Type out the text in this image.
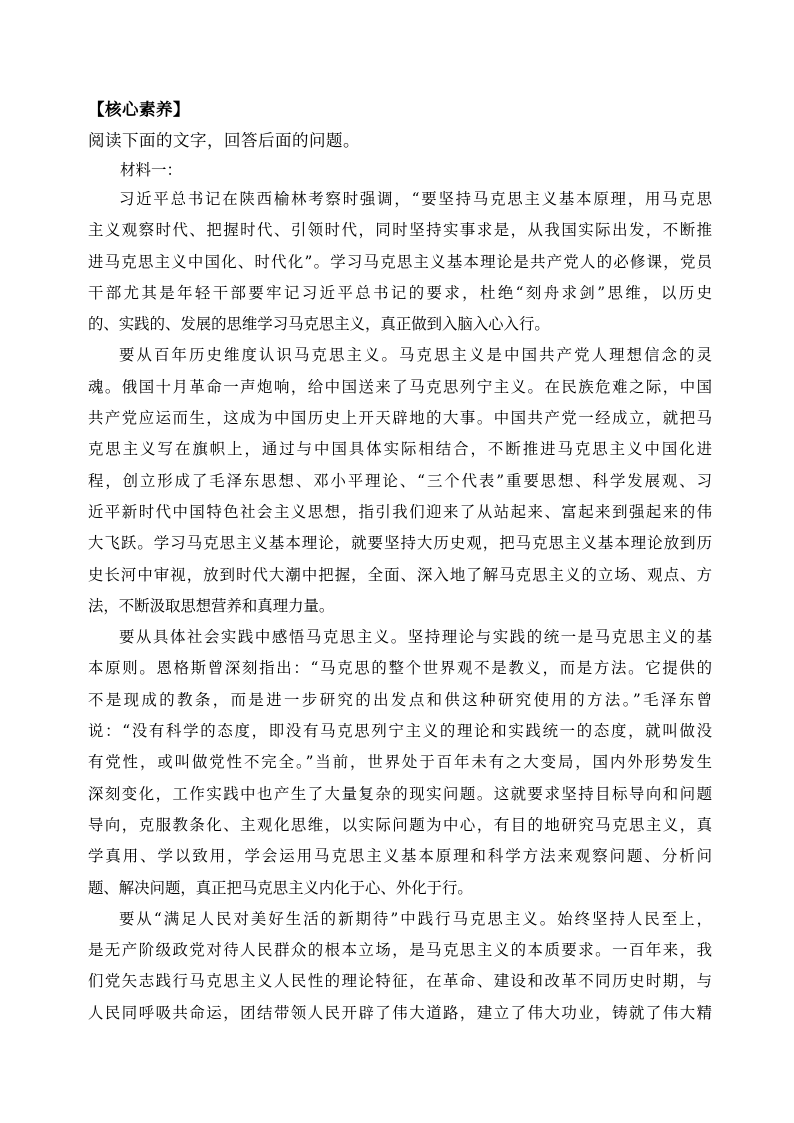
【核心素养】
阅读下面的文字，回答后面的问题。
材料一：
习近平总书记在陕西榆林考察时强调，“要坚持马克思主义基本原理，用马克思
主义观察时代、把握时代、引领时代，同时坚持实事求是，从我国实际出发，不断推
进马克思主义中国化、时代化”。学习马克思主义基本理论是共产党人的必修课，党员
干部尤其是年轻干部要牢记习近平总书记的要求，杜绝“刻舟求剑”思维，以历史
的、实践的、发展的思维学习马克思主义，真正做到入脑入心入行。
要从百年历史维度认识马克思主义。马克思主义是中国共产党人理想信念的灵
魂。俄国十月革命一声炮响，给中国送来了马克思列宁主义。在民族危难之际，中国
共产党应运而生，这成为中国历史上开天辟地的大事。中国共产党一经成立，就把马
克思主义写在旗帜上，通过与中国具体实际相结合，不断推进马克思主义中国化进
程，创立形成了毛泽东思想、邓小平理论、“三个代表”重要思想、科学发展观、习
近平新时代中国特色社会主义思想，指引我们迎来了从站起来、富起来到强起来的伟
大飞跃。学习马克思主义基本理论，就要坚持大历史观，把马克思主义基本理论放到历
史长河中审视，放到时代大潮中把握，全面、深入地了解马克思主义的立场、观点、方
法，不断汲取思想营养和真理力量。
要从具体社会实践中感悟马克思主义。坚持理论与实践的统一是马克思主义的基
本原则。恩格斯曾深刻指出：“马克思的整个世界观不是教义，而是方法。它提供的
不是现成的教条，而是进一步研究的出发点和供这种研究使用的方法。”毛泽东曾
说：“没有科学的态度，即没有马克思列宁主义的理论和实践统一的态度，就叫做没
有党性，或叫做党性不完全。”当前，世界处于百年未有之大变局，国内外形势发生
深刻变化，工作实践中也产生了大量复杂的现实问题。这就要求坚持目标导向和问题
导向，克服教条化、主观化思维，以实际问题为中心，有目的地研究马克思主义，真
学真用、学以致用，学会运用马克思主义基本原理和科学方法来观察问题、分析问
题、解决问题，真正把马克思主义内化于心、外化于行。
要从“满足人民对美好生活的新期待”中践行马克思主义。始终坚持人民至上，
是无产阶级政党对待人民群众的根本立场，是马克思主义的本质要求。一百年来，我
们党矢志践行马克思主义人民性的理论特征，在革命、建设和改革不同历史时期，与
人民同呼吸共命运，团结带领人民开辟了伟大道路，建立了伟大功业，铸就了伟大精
- - - -
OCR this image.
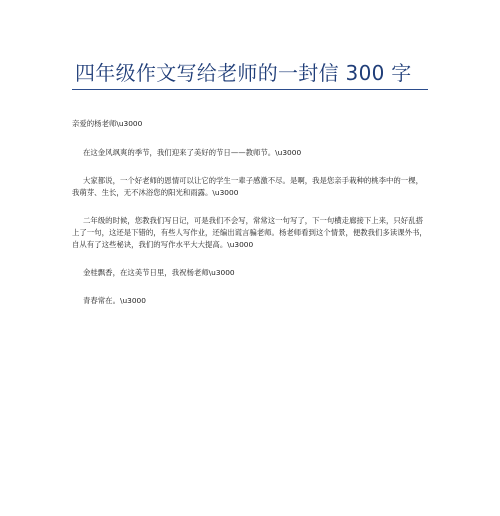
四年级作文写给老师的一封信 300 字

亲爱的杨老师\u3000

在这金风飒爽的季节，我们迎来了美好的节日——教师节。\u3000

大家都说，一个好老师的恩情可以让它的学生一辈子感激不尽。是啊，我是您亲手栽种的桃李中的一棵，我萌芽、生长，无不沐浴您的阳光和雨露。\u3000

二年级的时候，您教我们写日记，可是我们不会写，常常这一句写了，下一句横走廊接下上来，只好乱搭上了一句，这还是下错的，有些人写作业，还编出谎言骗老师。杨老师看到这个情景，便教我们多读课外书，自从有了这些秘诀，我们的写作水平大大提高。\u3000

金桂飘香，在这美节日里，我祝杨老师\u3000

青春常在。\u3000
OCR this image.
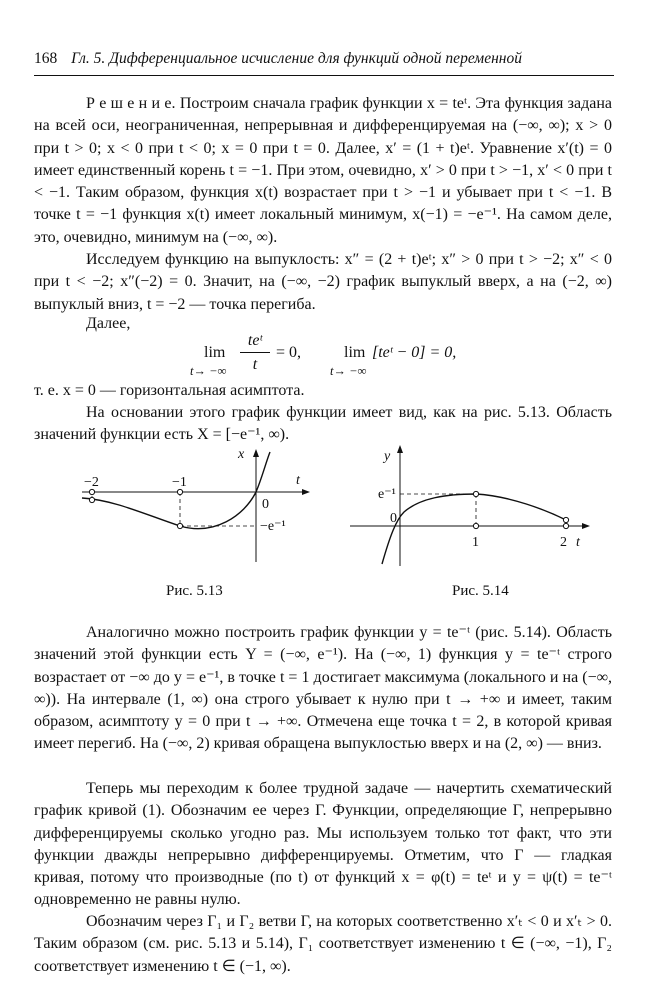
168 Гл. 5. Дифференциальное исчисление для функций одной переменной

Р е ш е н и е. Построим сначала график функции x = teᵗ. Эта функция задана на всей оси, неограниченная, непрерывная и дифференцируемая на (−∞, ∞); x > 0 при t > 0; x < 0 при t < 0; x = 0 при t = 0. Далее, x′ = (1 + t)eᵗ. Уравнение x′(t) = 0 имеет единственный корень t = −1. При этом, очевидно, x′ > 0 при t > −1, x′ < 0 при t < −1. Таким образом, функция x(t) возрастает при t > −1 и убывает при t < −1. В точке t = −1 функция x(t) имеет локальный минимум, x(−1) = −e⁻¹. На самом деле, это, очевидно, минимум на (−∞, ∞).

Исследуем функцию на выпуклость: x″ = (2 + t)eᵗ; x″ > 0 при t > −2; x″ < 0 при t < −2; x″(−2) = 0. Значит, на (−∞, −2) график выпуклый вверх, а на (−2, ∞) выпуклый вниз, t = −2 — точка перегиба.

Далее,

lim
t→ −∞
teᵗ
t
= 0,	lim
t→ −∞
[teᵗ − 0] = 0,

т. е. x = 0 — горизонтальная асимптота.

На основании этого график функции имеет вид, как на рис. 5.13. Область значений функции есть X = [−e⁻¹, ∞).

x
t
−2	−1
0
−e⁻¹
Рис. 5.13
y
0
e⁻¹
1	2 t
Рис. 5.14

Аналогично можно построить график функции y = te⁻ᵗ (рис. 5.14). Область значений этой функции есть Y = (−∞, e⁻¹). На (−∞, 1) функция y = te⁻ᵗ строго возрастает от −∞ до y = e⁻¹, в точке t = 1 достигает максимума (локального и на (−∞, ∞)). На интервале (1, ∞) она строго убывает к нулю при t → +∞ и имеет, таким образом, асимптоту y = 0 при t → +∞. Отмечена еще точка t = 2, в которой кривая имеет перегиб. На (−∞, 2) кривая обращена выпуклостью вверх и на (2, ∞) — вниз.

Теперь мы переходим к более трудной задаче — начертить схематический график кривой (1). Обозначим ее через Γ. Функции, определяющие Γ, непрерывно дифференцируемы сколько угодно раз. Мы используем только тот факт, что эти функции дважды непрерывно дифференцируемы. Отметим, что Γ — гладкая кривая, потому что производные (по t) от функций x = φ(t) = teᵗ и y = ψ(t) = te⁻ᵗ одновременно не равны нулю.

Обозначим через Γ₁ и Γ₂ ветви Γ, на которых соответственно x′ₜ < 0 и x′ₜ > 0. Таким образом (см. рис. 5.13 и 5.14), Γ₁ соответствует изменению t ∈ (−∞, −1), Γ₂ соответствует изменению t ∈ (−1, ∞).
- - - -
DO THIS — Which lines of the data include "есть"? Copy each of them.

WRITTEN SOLUTION —
На основании этого график функции имеет вид, как на рис. 5.13. Область значений функции есть X = [−e⁻¹, ∞).
Аналогично можно построить график функции y = te⁻ᵗ (рис. 5.14). Область значений этой функции есть Y = (−∞, e⁻¹). На (−∞, 1) функция y = te⁻ᵗ строго возрастает от −∞ до y = e⁻¹, в точке t = 1 достигает максимума (локального и на (−∞, ∞)). На интервале (1, ∞) она строго убывает к нулю при t → +∞ и имеет, таким образом, асимптоту y = 0 при t → +∞. Отмечена еще точка t = 2, в которой кривая имеет перегиб. На (−∞, 2) кривая обращена выпуклостью вверх и на (2, ∞) — вниз.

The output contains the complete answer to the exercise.